[Collected data]
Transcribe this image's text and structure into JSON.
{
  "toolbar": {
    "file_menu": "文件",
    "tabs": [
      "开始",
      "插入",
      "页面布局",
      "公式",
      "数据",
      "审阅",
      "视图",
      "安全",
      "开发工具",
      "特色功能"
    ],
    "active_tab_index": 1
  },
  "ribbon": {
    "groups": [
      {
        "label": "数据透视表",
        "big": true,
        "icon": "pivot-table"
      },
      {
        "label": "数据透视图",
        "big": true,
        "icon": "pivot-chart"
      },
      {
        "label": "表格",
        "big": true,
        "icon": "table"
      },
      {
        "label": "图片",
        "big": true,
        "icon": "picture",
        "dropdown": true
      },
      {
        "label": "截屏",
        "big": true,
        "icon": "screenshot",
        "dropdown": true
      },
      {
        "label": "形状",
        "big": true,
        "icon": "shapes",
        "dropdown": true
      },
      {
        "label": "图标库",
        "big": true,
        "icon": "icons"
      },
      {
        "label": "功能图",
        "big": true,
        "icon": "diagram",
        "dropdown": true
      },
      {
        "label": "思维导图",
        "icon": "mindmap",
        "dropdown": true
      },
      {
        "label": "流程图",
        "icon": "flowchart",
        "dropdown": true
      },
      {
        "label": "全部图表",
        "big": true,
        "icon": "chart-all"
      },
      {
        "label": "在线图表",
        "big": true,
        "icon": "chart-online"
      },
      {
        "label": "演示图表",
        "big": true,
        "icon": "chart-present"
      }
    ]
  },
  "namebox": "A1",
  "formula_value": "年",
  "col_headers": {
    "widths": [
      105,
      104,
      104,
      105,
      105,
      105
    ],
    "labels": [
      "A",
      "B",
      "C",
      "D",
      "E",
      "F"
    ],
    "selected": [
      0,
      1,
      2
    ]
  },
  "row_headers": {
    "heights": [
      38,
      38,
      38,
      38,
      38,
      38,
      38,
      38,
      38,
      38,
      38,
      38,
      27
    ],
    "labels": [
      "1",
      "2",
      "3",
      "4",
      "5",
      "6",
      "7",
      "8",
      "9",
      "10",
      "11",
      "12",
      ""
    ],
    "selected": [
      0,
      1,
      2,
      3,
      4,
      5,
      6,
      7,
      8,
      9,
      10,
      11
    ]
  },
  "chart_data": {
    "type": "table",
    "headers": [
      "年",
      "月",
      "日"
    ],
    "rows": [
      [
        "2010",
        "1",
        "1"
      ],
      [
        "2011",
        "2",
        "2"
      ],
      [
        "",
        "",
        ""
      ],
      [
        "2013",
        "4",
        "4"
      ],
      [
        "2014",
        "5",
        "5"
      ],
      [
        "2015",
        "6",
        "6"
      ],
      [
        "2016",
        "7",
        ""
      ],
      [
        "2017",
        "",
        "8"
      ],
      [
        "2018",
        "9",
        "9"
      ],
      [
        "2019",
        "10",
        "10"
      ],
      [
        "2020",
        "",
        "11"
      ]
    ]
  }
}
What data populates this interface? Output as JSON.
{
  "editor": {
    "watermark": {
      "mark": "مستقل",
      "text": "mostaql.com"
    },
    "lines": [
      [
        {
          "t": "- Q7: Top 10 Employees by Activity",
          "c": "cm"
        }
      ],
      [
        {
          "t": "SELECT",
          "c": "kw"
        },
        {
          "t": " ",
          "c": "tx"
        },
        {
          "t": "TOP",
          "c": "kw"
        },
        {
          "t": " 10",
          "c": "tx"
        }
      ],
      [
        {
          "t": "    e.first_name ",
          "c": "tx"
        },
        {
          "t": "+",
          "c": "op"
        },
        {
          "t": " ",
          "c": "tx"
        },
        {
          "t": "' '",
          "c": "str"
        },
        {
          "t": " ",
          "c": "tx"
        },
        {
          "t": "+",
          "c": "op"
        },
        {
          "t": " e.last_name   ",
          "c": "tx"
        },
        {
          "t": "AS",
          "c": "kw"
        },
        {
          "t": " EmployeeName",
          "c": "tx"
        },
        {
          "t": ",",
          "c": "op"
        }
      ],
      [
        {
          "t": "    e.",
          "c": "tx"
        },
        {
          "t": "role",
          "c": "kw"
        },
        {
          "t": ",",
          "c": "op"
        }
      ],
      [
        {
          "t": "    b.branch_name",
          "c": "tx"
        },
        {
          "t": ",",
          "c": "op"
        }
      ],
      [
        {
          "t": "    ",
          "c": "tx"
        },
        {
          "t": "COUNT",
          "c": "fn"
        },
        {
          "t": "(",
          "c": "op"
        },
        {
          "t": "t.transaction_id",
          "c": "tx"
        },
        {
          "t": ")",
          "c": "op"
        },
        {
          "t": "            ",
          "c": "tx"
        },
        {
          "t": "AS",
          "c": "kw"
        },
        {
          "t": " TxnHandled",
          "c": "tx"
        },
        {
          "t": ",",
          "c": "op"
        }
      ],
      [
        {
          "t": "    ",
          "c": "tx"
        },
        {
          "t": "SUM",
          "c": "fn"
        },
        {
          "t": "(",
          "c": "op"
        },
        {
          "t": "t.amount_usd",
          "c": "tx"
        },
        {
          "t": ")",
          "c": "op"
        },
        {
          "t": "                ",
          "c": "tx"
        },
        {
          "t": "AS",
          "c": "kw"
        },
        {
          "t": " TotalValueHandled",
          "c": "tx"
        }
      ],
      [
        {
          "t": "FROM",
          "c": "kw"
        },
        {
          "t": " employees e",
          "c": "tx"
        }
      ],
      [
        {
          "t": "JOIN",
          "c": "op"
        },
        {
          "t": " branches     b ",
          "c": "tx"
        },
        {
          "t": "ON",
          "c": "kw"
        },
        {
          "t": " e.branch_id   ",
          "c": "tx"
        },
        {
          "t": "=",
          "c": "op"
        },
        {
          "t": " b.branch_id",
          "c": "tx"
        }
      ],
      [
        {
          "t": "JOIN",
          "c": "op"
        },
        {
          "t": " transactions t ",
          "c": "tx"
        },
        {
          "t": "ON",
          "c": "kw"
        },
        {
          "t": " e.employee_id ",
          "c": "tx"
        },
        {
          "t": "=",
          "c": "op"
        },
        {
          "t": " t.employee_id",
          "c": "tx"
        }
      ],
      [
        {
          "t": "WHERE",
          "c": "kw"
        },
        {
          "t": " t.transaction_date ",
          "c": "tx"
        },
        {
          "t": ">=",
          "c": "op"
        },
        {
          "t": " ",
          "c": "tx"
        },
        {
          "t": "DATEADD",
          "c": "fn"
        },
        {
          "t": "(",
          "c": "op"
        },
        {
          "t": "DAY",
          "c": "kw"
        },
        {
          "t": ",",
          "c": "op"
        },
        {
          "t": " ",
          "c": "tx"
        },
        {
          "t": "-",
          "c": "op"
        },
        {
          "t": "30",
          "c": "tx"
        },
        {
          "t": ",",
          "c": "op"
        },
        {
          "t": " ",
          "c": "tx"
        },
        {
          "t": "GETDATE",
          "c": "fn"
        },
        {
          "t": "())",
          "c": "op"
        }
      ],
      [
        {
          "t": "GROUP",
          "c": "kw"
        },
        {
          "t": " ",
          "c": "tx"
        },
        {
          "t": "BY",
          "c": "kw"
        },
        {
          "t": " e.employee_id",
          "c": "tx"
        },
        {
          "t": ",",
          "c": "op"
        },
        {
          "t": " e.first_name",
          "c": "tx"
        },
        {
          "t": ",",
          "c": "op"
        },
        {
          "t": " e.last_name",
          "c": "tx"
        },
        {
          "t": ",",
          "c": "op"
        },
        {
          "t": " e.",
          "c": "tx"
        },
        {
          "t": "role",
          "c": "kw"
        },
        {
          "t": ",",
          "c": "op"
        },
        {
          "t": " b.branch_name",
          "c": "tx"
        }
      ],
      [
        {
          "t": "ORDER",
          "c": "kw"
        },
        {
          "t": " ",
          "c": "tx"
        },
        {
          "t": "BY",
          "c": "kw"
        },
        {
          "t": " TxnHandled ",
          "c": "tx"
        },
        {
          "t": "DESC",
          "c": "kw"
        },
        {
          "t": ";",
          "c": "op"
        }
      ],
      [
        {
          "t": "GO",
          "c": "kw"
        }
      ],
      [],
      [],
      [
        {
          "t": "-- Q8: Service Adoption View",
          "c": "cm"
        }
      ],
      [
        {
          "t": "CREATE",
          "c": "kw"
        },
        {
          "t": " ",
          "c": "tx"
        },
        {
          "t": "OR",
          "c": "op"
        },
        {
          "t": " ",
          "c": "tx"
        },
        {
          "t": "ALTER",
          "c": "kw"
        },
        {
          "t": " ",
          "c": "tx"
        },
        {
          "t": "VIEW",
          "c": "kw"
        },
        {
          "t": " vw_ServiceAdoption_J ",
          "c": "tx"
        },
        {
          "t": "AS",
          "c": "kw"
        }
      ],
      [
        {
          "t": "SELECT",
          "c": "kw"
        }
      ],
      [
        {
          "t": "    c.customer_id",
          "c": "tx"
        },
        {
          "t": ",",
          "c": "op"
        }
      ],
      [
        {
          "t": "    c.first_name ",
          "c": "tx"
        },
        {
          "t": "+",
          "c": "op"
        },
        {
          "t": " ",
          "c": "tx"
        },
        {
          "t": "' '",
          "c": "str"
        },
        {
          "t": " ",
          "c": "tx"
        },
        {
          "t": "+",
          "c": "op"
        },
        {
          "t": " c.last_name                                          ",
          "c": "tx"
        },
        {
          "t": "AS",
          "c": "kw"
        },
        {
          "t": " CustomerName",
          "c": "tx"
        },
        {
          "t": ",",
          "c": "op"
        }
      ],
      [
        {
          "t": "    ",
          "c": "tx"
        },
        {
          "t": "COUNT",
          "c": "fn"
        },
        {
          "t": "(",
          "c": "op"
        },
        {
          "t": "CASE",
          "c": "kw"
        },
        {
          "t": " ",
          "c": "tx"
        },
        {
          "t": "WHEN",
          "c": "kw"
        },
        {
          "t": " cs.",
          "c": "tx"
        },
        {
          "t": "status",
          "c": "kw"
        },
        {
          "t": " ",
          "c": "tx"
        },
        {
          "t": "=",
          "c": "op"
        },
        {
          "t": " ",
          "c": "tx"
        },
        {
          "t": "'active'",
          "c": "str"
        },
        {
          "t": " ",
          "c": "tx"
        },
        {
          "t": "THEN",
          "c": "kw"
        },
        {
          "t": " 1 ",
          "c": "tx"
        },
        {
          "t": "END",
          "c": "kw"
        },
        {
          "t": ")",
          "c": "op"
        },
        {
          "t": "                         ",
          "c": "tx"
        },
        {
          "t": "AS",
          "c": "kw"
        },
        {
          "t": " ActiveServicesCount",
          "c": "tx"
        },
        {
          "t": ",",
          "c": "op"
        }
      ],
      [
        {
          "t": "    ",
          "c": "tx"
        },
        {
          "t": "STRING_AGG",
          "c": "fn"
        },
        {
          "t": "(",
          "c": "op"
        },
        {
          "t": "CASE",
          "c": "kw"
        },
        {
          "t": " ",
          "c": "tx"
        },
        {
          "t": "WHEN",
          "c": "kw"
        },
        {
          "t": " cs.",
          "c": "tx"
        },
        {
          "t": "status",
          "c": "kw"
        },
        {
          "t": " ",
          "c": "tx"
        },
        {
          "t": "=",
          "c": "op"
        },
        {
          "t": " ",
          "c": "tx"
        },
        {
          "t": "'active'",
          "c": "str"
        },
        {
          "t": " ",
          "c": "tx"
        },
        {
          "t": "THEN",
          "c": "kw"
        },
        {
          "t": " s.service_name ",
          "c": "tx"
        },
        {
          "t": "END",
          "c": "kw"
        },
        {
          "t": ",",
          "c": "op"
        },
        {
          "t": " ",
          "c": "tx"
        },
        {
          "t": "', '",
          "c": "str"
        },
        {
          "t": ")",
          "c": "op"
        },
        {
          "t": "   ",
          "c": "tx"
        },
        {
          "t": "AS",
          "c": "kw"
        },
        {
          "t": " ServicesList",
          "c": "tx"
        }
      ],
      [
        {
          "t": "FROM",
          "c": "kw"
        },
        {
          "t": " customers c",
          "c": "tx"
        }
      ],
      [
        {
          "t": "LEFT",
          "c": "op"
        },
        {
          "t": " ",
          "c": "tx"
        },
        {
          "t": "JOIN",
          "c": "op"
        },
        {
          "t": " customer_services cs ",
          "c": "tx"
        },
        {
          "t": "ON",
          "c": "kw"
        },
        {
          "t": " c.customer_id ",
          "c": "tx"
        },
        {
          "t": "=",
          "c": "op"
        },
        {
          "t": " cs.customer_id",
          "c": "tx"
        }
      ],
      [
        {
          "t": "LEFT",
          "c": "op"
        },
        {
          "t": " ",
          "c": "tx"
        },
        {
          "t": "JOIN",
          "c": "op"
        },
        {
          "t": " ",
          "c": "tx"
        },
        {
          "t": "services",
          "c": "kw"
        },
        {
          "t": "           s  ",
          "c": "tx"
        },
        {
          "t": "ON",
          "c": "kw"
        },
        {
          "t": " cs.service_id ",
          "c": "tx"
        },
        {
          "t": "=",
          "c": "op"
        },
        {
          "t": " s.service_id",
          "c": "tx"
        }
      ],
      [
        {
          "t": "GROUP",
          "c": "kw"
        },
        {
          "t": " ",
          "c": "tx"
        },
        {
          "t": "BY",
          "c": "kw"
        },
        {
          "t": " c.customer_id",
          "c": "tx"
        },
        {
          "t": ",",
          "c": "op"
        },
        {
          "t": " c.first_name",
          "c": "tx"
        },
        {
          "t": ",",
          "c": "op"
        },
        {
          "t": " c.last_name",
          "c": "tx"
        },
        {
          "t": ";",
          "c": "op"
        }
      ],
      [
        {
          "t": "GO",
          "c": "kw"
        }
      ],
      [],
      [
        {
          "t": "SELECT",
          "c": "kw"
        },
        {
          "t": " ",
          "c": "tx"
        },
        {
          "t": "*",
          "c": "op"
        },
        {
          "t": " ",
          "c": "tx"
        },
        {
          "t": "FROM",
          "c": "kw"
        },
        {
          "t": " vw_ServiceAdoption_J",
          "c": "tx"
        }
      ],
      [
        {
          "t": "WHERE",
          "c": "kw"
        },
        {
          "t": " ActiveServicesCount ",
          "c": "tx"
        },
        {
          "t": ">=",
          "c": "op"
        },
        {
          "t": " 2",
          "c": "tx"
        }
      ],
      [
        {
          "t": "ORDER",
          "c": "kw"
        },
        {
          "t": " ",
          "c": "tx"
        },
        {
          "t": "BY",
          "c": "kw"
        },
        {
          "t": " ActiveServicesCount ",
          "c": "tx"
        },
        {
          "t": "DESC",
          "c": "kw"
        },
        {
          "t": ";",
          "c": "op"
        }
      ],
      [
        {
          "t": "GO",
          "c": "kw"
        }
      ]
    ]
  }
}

## WHAT THE TASK ASKS
Pull out each line of the entries that contains "JSON".

## REPLY TO THE EXERCISE
Transcribe this image's text and structure into JSON.
What data populates this interface? Output as JSON.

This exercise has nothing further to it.